__What is expected__:
Count the lines below that contain the word "chaussures", and reply with only that number.

__Data to process__:
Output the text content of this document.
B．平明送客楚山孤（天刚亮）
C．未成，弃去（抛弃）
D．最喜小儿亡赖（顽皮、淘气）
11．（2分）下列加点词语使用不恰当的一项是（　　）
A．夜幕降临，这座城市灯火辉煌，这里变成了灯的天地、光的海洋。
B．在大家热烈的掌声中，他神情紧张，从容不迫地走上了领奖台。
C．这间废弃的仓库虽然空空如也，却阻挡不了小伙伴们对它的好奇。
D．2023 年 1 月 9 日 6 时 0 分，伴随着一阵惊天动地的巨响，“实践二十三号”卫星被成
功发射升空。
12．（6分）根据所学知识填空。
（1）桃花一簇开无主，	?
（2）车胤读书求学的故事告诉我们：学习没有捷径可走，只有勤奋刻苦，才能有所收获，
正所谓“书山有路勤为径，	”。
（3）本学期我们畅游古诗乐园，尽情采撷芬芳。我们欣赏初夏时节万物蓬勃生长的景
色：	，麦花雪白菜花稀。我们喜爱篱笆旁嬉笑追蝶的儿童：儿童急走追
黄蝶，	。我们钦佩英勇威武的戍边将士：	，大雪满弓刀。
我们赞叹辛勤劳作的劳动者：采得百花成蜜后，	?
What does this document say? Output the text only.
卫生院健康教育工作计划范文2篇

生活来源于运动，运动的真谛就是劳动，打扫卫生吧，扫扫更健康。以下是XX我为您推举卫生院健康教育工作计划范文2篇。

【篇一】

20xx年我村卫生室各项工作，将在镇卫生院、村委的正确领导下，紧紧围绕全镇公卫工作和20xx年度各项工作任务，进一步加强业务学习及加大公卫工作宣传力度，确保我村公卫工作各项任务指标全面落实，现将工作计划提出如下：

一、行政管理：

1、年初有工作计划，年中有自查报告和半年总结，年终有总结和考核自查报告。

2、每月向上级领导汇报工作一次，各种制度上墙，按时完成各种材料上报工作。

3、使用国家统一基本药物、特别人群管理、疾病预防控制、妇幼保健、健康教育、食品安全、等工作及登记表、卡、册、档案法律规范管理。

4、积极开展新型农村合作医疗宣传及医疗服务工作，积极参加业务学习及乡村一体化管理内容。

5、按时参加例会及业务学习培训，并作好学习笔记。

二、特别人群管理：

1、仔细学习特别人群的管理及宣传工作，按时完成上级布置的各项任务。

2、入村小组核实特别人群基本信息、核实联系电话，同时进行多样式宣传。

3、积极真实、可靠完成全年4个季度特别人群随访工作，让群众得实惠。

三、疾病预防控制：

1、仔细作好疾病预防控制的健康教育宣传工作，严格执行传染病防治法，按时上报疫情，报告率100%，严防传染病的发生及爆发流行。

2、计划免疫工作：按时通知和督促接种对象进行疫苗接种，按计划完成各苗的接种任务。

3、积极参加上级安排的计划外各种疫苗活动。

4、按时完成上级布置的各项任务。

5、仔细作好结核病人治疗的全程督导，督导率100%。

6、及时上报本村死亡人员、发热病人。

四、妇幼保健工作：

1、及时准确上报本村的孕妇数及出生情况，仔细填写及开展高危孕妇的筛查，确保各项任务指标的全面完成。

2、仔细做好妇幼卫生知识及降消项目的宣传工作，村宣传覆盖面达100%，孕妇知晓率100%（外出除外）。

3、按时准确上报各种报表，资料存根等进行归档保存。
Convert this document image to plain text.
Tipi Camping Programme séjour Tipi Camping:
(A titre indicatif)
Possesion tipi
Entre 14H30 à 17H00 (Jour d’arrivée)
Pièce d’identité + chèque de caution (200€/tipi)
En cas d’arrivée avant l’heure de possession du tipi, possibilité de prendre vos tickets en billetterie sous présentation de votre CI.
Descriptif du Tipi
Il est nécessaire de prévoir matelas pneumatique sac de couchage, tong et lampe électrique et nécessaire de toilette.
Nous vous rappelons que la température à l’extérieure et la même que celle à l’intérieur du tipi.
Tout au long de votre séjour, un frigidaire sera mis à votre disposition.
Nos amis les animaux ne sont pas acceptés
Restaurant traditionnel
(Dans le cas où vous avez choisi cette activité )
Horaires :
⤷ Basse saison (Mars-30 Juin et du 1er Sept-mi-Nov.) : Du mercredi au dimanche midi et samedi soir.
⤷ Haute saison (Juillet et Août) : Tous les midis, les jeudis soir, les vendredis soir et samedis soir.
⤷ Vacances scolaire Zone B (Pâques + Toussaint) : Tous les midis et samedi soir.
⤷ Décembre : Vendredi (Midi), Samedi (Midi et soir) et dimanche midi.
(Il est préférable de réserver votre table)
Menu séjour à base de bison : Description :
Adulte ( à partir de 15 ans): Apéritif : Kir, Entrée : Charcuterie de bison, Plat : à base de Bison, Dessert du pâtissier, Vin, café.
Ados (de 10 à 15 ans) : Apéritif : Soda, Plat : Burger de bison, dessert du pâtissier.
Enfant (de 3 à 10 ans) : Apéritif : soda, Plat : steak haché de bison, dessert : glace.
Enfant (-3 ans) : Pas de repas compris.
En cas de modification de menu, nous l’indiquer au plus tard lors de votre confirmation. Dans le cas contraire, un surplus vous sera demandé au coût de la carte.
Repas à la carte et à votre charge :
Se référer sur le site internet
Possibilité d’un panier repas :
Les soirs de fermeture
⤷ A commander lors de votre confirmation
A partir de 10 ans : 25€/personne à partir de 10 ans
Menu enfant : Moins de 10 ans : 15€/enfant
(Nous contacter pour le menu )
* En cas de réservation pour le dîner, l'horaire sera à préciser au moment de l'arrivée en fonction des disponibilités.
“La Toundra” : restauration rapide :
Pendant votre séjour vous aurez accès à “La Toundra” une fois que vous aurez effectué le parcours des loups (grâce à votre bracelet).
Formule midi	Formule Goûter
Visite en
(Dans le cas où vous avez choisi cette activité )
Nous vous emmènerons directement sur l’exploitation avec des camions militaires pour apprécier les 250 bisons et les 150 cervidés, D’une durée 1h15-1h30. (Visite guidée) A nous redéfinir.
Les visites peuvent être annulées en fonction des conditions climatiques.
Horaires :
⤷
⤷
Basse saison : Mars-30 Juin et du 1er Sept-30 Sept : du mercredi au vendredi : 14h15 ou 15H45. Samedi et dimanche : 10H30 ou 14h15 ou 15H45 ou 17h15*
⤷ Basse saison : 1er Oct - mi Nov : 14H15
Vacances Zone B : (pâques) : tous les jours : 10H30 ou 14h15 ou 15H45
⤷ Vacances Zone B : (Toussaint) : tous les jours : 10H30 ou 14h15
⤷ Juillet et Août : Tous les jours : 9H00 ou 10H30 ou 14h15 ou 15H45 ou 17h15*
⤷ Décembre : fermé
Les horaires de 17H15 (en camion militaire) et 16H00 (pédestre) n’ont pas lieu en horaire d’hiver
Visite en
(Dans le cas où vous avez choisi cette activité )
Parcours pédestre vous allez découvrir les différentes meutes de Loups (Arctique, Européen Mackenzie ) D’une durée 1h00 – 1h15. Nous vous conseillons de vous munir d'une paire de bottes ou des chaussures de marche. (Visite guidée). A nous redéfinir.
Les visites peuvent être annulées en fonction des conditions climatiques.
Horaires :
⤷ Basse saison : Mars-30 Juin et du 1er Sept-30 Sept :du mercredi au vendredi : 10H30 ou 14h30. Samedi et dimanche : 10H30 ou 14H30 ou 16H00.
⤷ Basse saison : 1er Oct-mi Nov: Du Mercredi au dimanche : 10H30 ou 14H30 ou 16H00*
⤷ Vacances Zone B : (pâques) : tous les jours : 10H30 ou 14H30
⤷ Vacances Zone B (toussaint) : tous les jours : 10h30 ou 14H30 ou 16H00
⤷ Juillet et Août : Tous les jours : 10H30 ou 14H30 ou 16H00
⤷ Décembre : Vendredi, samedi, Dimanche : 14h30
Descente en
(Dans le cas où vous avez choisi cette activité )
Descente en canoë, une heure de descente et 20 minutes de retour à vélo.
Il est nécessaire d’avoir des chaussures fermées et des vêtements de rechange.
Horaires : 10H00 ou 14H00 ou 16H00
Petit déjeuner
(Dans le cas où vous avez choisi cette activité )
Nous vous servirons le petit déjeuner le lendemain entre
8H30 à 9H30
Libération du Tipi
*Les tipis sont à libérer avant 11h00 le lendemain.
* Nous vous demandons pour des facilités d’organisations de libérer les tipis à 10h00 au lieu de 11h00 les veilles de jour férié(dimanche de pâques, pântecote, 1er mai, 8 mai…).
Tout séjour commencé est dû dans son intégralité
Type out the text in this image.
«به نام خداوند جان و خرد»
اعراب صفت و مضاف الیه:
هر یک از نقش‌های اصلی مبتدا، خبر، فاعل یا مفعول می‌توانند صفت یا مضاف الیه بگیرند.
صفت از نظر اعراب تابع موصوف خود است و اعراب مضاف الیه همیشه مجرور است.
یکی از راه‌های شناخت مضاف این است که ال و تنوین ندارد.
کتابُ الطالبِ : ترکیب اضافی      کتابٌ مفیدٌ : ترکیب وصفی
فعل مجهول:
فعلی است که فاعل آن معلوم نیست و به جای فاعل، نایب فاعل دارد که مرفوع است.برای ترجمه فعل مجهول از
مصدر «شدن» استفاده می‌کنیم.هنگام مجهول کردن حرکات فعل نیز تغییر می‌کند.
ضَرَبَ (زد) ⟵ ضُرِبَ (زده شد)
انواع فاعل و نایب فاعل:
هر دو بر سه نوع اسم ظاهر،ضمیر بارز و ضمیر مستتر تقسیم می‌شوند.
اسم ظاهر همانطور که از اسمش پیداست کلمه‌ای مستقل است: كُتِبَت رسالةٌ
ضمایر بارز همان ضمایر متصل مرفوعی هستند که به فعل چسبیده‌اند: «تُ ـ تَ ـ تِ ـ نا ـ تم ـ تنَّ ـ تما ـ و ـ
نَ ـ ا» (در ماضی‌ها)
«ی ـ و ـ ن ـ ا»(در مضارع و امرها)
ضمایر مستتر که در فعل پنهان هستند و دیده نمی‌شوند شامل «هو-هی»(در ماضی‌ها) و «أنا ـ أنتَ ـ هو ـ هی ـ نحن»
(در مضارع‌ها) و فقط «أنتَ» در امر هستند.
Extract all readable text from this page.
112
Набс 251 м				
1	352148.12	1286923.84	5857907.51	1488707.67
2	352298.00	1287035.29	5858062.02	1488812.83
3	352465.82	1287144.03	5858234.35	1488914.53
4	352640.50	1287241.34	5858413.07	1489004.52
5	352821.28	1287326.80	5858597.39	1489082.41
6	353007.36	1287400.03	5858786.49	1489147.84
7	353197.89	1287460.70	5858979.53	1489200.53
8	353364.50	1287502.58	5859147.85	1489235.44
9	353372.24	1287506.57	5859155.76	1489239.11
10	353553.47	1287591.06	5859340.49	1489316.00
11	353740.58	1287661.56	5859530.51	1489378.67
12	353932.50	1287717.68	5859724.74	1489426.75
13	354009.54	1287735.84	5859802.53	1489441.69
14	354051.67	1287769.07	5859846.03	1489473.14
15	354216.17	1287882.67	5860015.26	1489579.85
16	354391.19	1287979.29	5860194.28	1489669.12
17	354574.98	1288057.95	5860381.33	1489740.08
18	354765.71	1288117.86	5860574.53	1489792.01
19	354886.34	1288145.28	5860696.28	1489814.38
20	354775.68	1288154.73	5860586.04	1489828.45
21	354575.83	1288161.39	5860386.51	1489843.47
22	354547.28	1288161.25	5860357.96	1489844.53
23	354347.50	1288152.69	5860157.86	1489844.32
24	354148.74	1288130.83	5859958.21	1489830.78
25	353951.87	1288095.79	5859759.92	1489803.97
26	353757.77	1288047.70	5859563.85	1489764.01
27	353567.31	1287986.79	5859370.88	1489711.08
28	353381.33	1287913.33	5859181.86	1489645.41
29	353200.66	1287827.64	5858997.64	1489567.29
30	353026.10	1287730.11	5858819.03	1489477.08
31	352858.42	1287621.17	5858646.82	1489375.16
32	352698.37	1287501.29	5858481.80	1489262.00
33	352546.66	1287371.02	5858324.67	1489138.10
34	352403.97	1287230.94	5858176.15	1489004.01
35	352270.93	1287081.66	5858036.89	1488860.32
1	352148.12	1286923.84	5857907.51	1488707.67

__Output for this task__:
2